▸ **Data supplied**

________________________

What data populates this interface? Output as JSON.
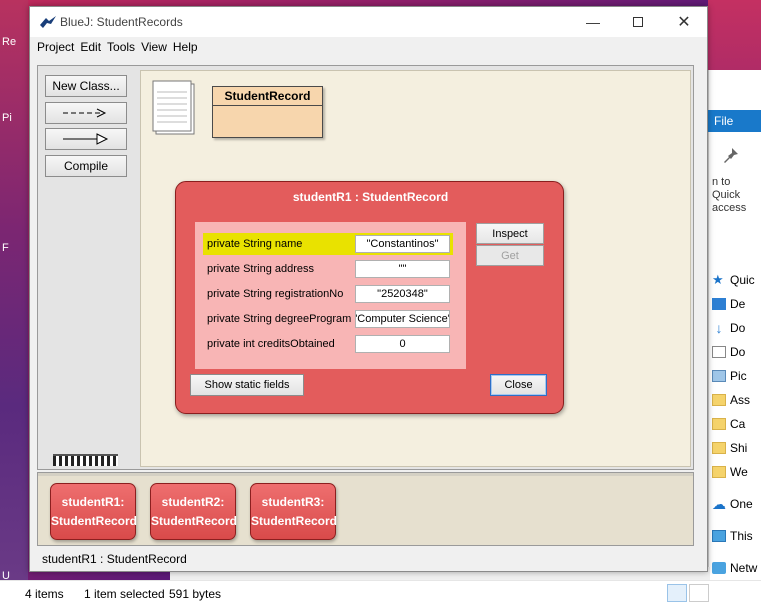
{
  "explorer": {
    "left_fragments": [
      "Re",
      "Pi",
      "F",
      "U"
    ],
    "ribbon_tab": "File",
    "pin_label": "n to Quick access",
    "nav_items": [
      {
        "label": "Quic",
        "icon": "star-icon"
      },
      {
        "label": "De",
        "icon": "desktop-icon"
      },
      {
        "label": "Do",
        "icon": "downloads-icon"
      },
      {
        "label": "Do",
        "icon": "documents-icon"
      },
      {
        "label": "Pic",
        "icon": "pictures-icon"
      },
      {
        "label": "Ass",
        "icon": "folder-icon"
      },
      {
        "label": "Ca",
        "icon": "folder-icon"
      },
      {
        "label": "Shi",
        "icon": "folder-icon"
      },
      {
        "label": "We",
        "icon": "folder-icon"
      },
      {
        "label": "One",
        "icon": "onedrive-icon"
      },
      {
        "label": "This",
        "icon": "this-pc-icon"
      },
      {
        "label": "Netw",
        "icon": "network-icon"
      }
    ],
    "status": {
      "items": "4 items",
      "selected": "1 item selected",
      "size": "591 bytes"
    }
  },
  "bluej": {
    "title": "BlueJ:  StudentRecords",
    "menu": [
      "Project",
      "Edit",
      "Tools",
      "View",
      "Help"
    ],
    "toolbar": {
      "new_class": "New Class...",
      "dep_arrow": "---->",
      "inh_arrow": "——▷",
      "compile": "Compile"
    },
    "class_name": "StudentRecord",
    "inspector": {
      "title": "studentR1 : StudentRecord",
      "fields": [
        {
          "label": "private String name",
          "value": "\"Constantinos\""
        },
        {
          "label": "private String address",
          "value": "\"\""
        },
        {
          "label": "private String registrationNo",
          "value": "\"2520348\""
        },
        {
          "label": "private String degreeProgram",
          "value": "\"Computer Science\""
        },
        {
          "label": "private int creditsObtained",
          "value": "0"
        }
      ],
      "inspect_label": "Inspect",
      "get_label": "Get",
      "show_static_label": "Show static fields",
      "close_label": "Close"
    },
    "objects": [
      {
        "line1": "studentR1:",
        "line2": "StudentRecord"
      },
      {
        "line1": "studentR2:",
        "line2": "StudentRecord"
      },
      {
        "line1": "studentR3:",
        "line2": "StudentRecord"
      }
    ],
    "status": "studentR1 : StudentRecord"
  }
}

________________________

▸ **Requirements**
Make an exact copy of the whole listing, but don't bring over any pictures.

▸ **Solution to this problem**
What data populates this interface? Output as JSON.
{
  "explorer": {
    "left_fragments": [
      "Re",
      "Pi",
      "F",
      "U"
    ],
    "ribbon_tab": "File",
    "pin_label": "n to Quick access",
    "nav_items": [
      {
        "label": "Quic",
        "icon": "star-icon"
      },
      {
        "label": "De",
        "icon": "desktop-icon"
      },
      {
        "label": "Do",
        "icon": "downloads-icon"
      },
      {
        "label": "Do",
        "icon": "documents-icon"
      },
      {
        "label": "Pic",
        "icon": "pictures-icon"
      },
      {
        "label": "Ass",
        "icon": "folder-icon"
      },
      {
        "label": "Ca",
        "icon": "folder-icon"
      },
      {
        "label": "Shi",
        "icon": "folder-icon"
      },
      {
        "label": "We",
        "icon": "folder-icon"
      },
      {
        "label": "One",
        "icon": "onedrive-icon"
      },
      {
        "label": "This",
        "icon": "this-pc-icon"
      },
      {
        "label": "Netw",
        "icon": "network-icon"
      }
    ],
    "status": {
      "items": "4 items",
      "selected": "1 item selected",
      "size": "591 bytes"
    }
  },
  "bluej": {
    "title": "BlueJ:  StudentRecords",
    "menu": [
      "Project",
      "Edit",
      "Tools",
      "View",
      "Help"
    ],
    "toolbar": {
      "new_class": "New Class...",
      "dep_arrow": "---->",
      "inh_arrow": "——▷",
      "compile": "Compile"
    },
    "class_name": "StudentRecord",
    "inspector": {
      "title": "studentR1 : StudentRecord",
      "fields": [
        {
          "label": "private String name",
          "value": "\"Constantinos\""
        },
        {
          "label": "private String address",
          "value": "\"\""
        },
        {
          "label": "private String registrationNo",
          "value": "\"2520348\""
        },
        {
          "label": "private String degreeProgram",
          "value": "\"Computer Science\""
        },
        {
          "label": "private int creditsObtained",
          "value": "0"
        }
      ],
      "inspect_label": "Inspect",
      "get_label": "Get",
      "show_static_label": "Show static fields",
      "close_label": "Close"
    },
    "objects": [
      {
        "line1": "studentR1:",
        "line2": "StudentRecord"
      },
      {
        "line1": "studentR2:",
        "line2": "StudentRecord"
      },
      {
        "line1": "studentR3:",
        "line2": "StudentRecord"
      }
    ],
    "status": "studentR1 : StudentRecord"
  }
}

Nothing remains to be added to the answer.